- What is asked -
Every line must be returned precisely as it is written.

Begin

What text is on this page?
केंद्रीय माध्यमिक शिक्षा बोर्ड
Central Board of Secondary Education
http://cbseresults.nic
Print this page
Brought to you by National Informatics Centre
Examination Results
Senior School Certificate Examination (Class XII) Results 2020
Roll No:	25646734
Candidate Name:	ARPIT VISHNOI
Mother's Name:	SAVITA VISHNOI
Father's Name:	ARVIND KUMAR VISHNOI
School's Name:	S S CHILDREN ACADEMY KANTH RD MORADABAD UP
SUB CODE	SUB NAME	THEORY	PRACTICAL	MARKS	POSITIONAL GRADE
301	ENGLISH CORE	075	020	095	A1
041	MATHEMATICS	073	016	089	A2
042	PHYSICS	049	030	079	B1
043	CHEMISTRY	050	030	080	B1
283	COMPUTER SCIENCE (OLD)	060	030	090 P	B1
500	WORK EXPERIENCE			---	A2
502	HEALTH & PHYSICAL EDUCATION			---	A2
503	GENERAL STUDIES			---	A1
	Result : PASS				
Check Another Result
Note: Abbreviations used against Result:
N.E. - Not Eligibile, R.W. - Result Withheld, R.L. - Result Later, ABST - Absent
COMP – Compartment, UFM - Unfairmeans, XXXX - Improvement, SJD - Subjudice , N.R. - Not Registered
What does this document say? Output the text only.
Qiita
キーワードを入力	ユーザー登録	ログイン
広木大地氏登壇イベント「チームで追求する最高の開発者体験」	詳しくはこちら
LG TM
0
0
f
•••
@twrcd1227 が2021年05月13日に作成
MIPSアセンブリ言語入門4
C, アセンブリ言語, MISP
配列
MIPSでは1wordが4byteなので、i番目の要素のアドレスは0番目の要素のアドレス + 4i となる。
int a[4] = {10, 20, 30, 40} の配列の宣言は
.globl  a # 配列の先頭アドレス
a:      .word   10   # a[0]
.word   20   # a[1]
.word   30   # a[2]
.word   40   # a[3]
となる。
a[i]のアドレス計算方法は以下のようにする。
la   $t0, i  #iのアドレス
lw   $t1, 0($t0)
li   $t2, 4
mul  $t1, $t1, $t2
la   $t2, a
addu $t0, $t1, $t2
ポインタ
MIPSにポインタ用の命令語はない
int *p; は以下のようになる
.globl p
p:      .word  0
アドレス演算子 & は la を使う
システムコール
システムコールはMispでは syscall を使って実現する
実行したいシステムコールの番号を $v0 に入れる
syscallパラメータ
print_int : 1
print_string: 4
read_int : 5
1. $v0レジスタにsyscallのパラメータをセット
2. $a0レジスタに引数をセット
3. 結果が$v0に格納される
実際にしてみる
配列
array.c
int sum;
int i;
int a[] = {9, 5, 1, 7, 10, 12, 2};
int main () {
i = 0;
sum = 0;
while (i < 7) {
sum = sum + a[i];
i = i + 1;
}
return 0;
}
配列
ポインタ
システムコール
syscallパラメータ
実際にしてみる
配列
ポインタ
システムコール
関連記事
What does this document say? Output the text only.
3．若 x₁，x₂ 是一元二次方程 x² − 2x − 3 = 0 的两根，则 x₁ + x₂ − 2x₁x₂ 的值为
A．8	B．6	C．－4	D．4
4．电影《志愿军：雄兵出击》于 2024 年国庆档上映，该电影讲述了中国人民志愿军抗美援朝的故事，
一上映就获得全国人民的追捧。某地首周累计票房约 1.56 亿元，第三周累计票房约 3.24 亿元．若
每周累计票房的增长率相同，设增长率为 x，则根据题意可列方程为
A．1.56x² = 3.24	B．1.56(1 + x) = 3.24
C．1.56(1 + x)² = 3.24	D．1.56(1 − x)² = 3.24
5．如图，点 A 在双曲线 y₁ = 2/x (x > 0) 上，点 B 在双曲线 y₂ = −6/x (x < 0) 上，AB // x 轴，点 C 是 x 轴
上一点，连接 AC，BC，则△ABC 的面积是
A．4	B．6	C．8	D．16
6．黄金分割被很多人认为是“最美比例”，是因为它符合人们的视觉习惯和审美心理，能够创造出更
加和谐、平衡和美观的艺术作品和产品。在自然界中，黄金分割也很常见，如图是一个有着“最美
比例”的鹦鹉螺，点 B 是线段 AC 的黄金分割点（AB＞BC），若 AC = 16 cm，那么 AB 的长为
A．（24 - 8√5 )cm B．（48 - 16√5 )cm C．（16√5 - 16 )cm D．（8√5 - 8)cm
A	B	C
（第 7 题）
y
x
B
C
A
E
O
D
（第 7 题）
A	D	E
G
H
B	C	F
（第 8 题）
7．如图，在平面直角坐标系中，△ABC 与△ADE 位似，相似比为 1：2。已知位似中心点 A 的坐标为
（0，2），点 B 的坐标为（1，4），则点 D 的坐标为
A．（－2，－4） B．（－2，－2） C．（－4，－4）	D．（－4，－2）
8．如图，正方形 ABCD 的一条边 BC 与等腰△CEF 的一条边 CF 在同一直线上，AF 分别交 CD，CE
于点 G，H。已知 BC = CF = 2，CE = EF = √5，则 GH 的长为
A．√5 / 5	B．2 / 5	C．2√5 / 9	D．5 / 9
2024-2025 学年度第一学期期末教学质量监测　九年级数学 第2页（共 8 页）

End

- Solution -
What text is on this page?
केंद्रीय माध्यमिक शिक्षा बोर्ड
Central Board of Secondary Education
http://cbseresults.nic
Print this page
Brought to you by National Informatics Centre
Examination Results
Senior School Certificate Examination (Class XII) Results 2020
Roll No:	25646734
Candidate Name:	ARPIT VISHNOI
Mother's Name:	SAVITA VISHNOI
Father's Name:	ARVIND KUMAR VISHNOI
School's Name:	S S CHILDREN ACADEMY KANTH RD MORADABAD UP
SUB CODE	SUB NAME	THEORY	PRACTICAL	MARKS	POSITIONAL GRADE
301	ENGLISH CORE	075	020	095	A1
041	MATHEMATICS	073	016	089	A2
042	PHYSICS	049	030	079	B1
043	CHEMISTRY	050	030	080	B1
283	COMPUTER SCIENCE (OLD)	060	030	090 P	B1
500	WORK EXPERIENCE			---	A2
502	HEALTH & PHYSICAL EDUCATION			---	A2
503	GENERAL STUDIES			---	A1
	Result : PASS				
Check Another Result
Note: Abbreviations used against Result:
N.E. - Not Eligibile, R.W. - Result Withheld, R.L. - Result Later, ABST - Absent
COMP – Compartment, UFM - Unfairmeans, XXXX - Improvement, SJD - Subjudice , N.R. - Not Registered
What does this document say? Output the text only.
Qiita
キーワードを入力	ユーザー登録	ログイン
広木大地氏登壇イベント「チームで追求する最高の開発者体験」	詳しくはこちら
LG TM
0
0
f
•••
@twrcd1227 が2021年05月13日に作成
MIPSアセンブリ言語入門4
C, アセンブリ言語, MISP
配列
MIPSでは1wordが4byteなので、i番目の要素のアドレスは0番目の要素のアドレス + 4i となる。
int a[4] = {10, 20, 30, 40} の配列の宣言は
.globl  a # 配列の先頭アドレス
a:      .word   10   # a[0]
.word   20   # a[1]
.word   30   # a[2]
.word   40   # a[3]
となる。
a[i]のアドレス計算方法は以下のようにする。
la   $t0, i  #iのアドレス
lw   $t1, 0($t0)
li   $t2, 4
mul  $t1, $t1, $t2
la   $t2, a
addu $t0, $t1, $t2
ポインタ
MIPSにポインタ用の命令語はない
int *p; は以下のようになる
.globl p
p:      .word  0
アドレス演算子 & は la を使う
システムコール
システムコールはMispでは syscall を使って実現する
実行したいシステムコールの番号を $v0 に入れる
syscallパラメータ
print_int : 1
print_string: 4
read_int : 5
1. $v0レジスタにsyscallのパラメータをセット
2. $a0レジスタに引数をセット
3. 結果が$v0に格納される
実際にしてみる
配列
array.c
int sum;
int i;
int a[] = {9, 5, 1, 7, 10, 12, 2};
int main () {
i = 0;
sum = 0;
while (i < 7) {
sum = sum + a[i];
i = i + 1;
}
return 0;
}
配列
ポインタ
システムコール
syscallパラメータ
実際にしてみる
配列
ポインタ
システムコール
関連記事
What does this document say? Output the text only.
3．若 x₁，x₂ 是一元二次方程 x² − 2x − 3 = 0 的两根，则 x₁ + x₂ − 2x₁x₂ 的值为
A．8	B．6	C．－4	D．4
4．电影《志愿军：雄兵出击》于 2024 年国庆档上映，该电影讲述了中国人民志愿军抗美援朝的故事，
一上映就获得全国人民的追捧。某地首周累计票房约 1.56 亿元，第三周累计票房约 3.24 亿元．若
每周累计票房的增长率相同，设增长率为 x，则根据题意可列方程为
A．1.56x² = 3.24	B．1.56(1 + x) = 3.24
C．1.56(1 + x)² = 3.24	D．1.56(1 − x)² = 3.24
5．如图，点 A 在双曲线 y₁ = 2/x (x > 0) 上，点 B 在双曲线 y₂ = −6/x (x < 0) 上，AB // x 轴，点 C 是 x 轴
上一点，连接 AC，BC，则△ABC 的面积是
A．4	B．6	C．8	D．16
6．黄金分割被很多人认为是“最美比例”，是因为它符合人们的视觉习惯和审美心理，能够创造出更
加和谐、平衡和美观的艺术作品和产品。在自然界中，黄金分割也很常见，如图是一个有着“最美
比例”的鹦鹉螺，点 B 是线段 AC 的黄金分割点（AB＞BC），若 AC = 16 cm，那么 AB 的长为
A．（24 - 8√5 )cm B．（48 - 16√5 )cm C．（16√5 - 16 )cm D．（8√5 - 8)cm
A	B	C
（第 7 题）
y
x
B
C
A
E
O
D
（第 7 题）
A	D	E
G
H
B	C	F
（第 8 题）
7．如图，在平面直角坐标系中，△ABC 与△ADE 位似，相似比为 1：2。已知位似中心点 A 的坐标为
（0，2），点 B 的坐标为（1，4），则点 D 的坐标为
A．（－2，－4） B．（－2，－2） C．（－4，－4）	D．（－4，－2）
8．如图，正方形 ABCD 的一条边 BC 与等腰△CEF 的一条边 CF 在同一直线上，AF 分别交 CD，CE
于点 G，H。已知 BC = CF = 2，CE = EF = √5，则 GH 的长为
A．√5 / 5	B．2 / 5	C．2√5 / 9	D．5 / 9
2024-2025 学年度第一学期期末教学质量监测　九年级数学 第2页（共 8 页）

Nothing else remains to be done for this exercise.